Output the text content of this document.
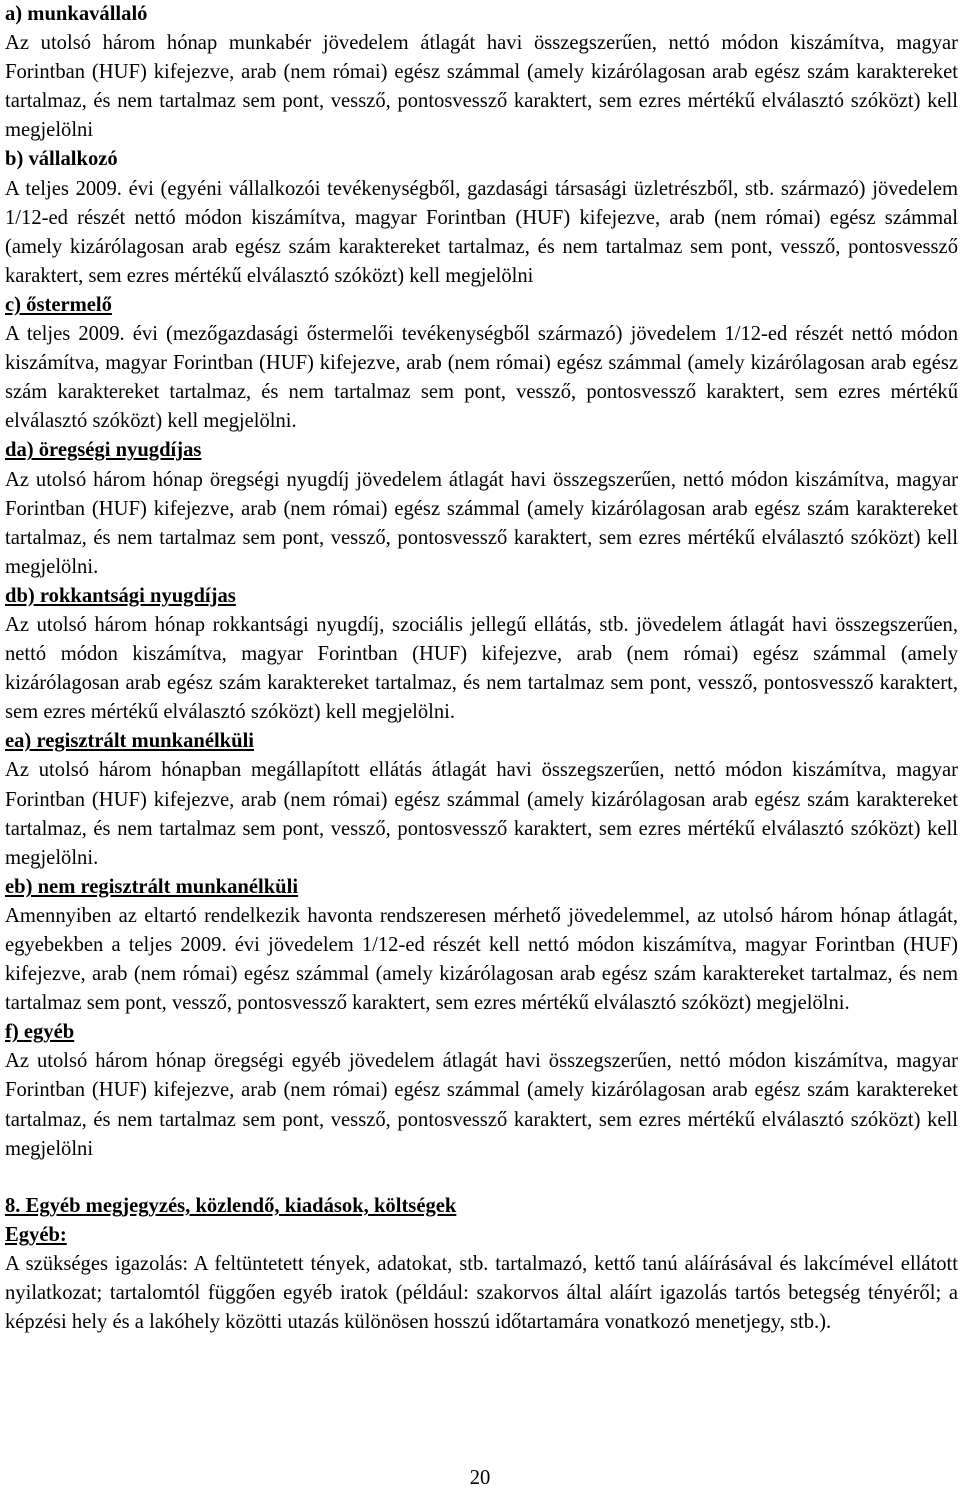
a) munkavállaló

Az utolsó három hónap munkabér jövedelem átlagát havi összegszerűen, nettó módon kiszámítva, magyar Forintban (HUF) kifejezve, arab (nem római) egész számmal (amely kizárólagosan arab egész szám karaktereket tartalmaz, és nem tartalmaz sem pont, vessző, pontosvessző karaktert, sem ezres mértékű elválasztó szóközt) kell megjelölni

b) vállalkozó

A teljes 2009. évi (egyéni vállalkozói tevékenységből, gazdasági társasági üzletrészből, stb. származó) jövedelem 1/12-ed részét nettó módon kiszámítva, magyar Forintban (HUF) kifejezve, arab (nem római) egész számmal (amely kizárólagosan arab egész szám karaktereket tartalmaz, és nem tartalmaz sem pont, vessző, pontosvessző karaktert, sem ezres mértékű elválasztó szóközt) kell megjelölni

c) őstermelő

A teljes 2009. évi (mezőgazdasági őstermelői tevékenységből származó) jövedelem 1/12-ed részét nettó módon kiszámítva, magyar Forintban (HUF) kifejezve, arab (nem római) egész számmal (amely kizárólagosan arab egész szám karaktereket tartalmaz, és nem tartalmaz sem pont, vessző, pontosvessző karaktert, sem ezres mértékű elválasztó szóközt) kell megjelölni.

da) öregségi nyugdíjas

Az utolsó három hónap öregségi nyugdíj jövedelem átlagát havi összegszerűen, nettó módon kiszámítva, magyar Forintban (HUF) kifejezve, arab (nem római) egész számmal (amely kizárólagosan arab egész szám karaktereket tartalmaz, és nem tartalmaz sem pont, vessző, pontosvessző karaktert, sem ezres mértékű elválasztó szóközt) kell megjelölni.

db) rokkantsági nyugdíjas

Az utolsó három hónap rokkantsági nyugdíj, szociális jellegű ellátás, stb. jövedelem átlagát havi összegszerűen, nettó módon kiszámítva, magyar Forintban (HUF) kifejezve, arab (nem római) egész számmal (amely kizárólagosan arab egész szám karaktereket tartalmaz, és nem tartalmaz sem pont, vessző, pontosvessző karaktert, sem ezres mértékű elválasztó szóközt) kell megjelölni.

ea) regisztrált munkanélküli

Az utolsó három hónapban megállapított ellátás átlagát havi összegszerűen, nettó módon kiszámítva, magyar Forintban (HUF) kifejezve, arab (nem római) egész számmal (amely kizárólagosan arab egész szám karaktereket tartalmaz, és nem tartalmaz sem pont, vessző, pontosvessző karaktert, sem ezres mértékű elválasztó szóközt) kell megjelölni.

eb) nem regisztrált munkanélküli

Amennyiben az eltartó rendelkezik havonta rendszeresen mérhető jövedelemmel, az utolsó három hónap átlagát, egyebekben a teljes 2009. évi jövedelem 1/12-ed részét kell nettó módon kiszámítva, magyar Forintban (HUF) kifejezve, arab (nem római) egész számmal (amely kizárólagosan arab egész szám karaktereket tartalmaz, és nem tartalmaz sem pont, vessző, pontosvessző karaktert, sem ezres mértékű elválasztó szóközt) megjelölni.

f) egyéb

Az utolsó három hónap öregségi egyéb jövedelem átlagát havi összegszerűen, nettó módon kiszámítva, magyar Forintban (HUF) kifejezve, arab (nem római) egész számmal (amely kizárólagosan arab egész szám karaktereket tartalmaz, és nem tartalmaz sem pont, vessző, pontosvessző karaktert, sem ezres mértékű elválasztó szóközt) kell megjelölni

8. Egyéb megjegyzés, közlendő, kiadások, költségek

Egyéb:

A szükséges igazolás: A feltüntetett tények, adatokat, stb. tartalmazó, kettő tanú aláírásával és lakcímével ellátott nyilatkozat; tartalomtól függően egyéb iratok (például: szakorvos által aláírt igazolás tartós betegség tényéről; a képzési hely és a lakóhely közötti utazás különösen hosszú időtartamára vonatkozó menetjegy, stb.).

20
◇ ◇ ◇ ◇ ◇
**Exercise task:**
Reproduce every line exactly and omit all pictures.

**Result for this exercise:**
Output the text content of this document.
a) munkavállaló

Az utolsó három hónap munkabér jövedelem átlagát havi összegszerűen, nettó módon kiszámítva, magyar Forintban (HUF) kifejezve, arab (nem római) egész számmal (amely kizárólagosan arab egész szám karaktereket tartalmaz, és nem tartalmaz sem pont, vessző, pontosvessző karaktert, sem ezres mértékű elválasztó szóközt) kell megjelölni

b) vállalkozó

A teljes 2009. évi (egyéni vállalkozói tevékenységből, gazdasági társasági üzletrészből, stb. származó) jövedelem 1/12-ed részét nettó módon kiszámítva, magyar Forintban (HUF) kifejezve, arab (nem római) egész számmal (amely kizárólagosan arab egész szám karaktereket tartalmaz, és nem tartalmaz sem pont, vessző, pontosvessző karaktert, sem ezres mértékű elválasztó szóközt) kell megjelölni

c) őstermelő

A teljes 2009. évi (mezőgazdasági őstermelői tevékenységből származó) jövedelem 1/12-ed részét nettó módon kiszámítva, magyar Forintban (HUF) kifejezve, arab (nem római) egész számmal (amely kizárólagosan arab egész szám karaktereket tartalmaz, és nem tartalmaz sem pont, vessző, pontosvessző karaktert, sem ezres mértékű elválasztó szóközt) kell megjelölni.

da) öregségi nyugdíjas

Az utolsó három hónap öregségi nyugdíj jövedelem átlagát havi összegszerűen, nettó módon kiszámítva, magyar Forintban (HUF) kifejezve, arab (nem római) egész számmal (amely kizárólagosan arab egész szám karaktereket tartalmaz, és nem tartalmaz sem pont, vessző, pontosvessző karaktert, sem ezres mértékű elválasztó szóközt) kell megjelölni.

db) rokkantsági nyugdíjas

Az utolsó három hónap rokkantsági nyugdíj, szociális jellegű ellátás, stb. jövedelem átlagát havi összegszerűen, nettó módon kiszámítva, magyar Forintban (HUF) kifejezve, arab (nem római) egész számmal (amely kizárólagosan arab egész szám karaktereket tartalmaz, és nem tartalmaz sem pont, vessző, pontosvessző karaktert, sem ezres mértékű elválasztó szóközt) kell megjelölni.

ea) regisztrált munkanélküli

Az utolsó három hónapban megállapított ellátás átlagát havi összegszerűen, nettó módon kiszámítva, magyar Forintban (HUF) kifejezve, arab (nem római) egész számmal (amely kizárólagosan arab egész szám karaktereket tartalmaz, és nem tartalmaz sem pont, vessző, pontosvessző karaktert, sem ezres mértékű elválasztó szóközt) kell megjelölni.

eb) nem regisztrált munkanélküli

Amennyiben az eltartó rendelkezik havonta rendszeresen mérhető jövedelemmel, az utolsó három hónap átlagát, egyebekben a teljes 2009. évi jövedelem 1/12-ed részét kell nettó módon kiszámítva, magyar Forintban (HUF) kifejezve, arab (nem római) egész számmal (amely kizárólagosan arab egész szám karaktereket tartalmaz, és nem tartalmaz sem pont, vessző, pontosvessző karaktert, sem ezres mértékű elválasztó szóközt) megjelölni.

f) egyéb

Az utolsó három hónap öregségi egyéb jövedelem átlagát havi összegszerűen, nettó módon kiszámítva, magyar Forintban (HUF) kifejezve, arab (nem római) egész számmal (amely kizárólagosan arab egész szám karaktereket tartalmaz, és nem tartalmaz sem pont, vessző, pontosvessző karaktert, sem ezres mértékű elválasztó szóközt) kell megjelölni

8. Egyéb megjegyzés, közlendő, kiadások, költségek

Egyéb:

A szükséges igazolás: A feltüntetett tények, adatokat, stb. tartalmazó, kettő tanú aláírásával és lakcímével ellátott nyilatkozat; tartalomtól függően egyéb iratok (például: szakorvos által aláírt igazolás tartós betegség tényéről; a képzési hely és a lakóhely közötti utazás különösen hosszú időtartamára vonatkozó menetjegy, stb.).

20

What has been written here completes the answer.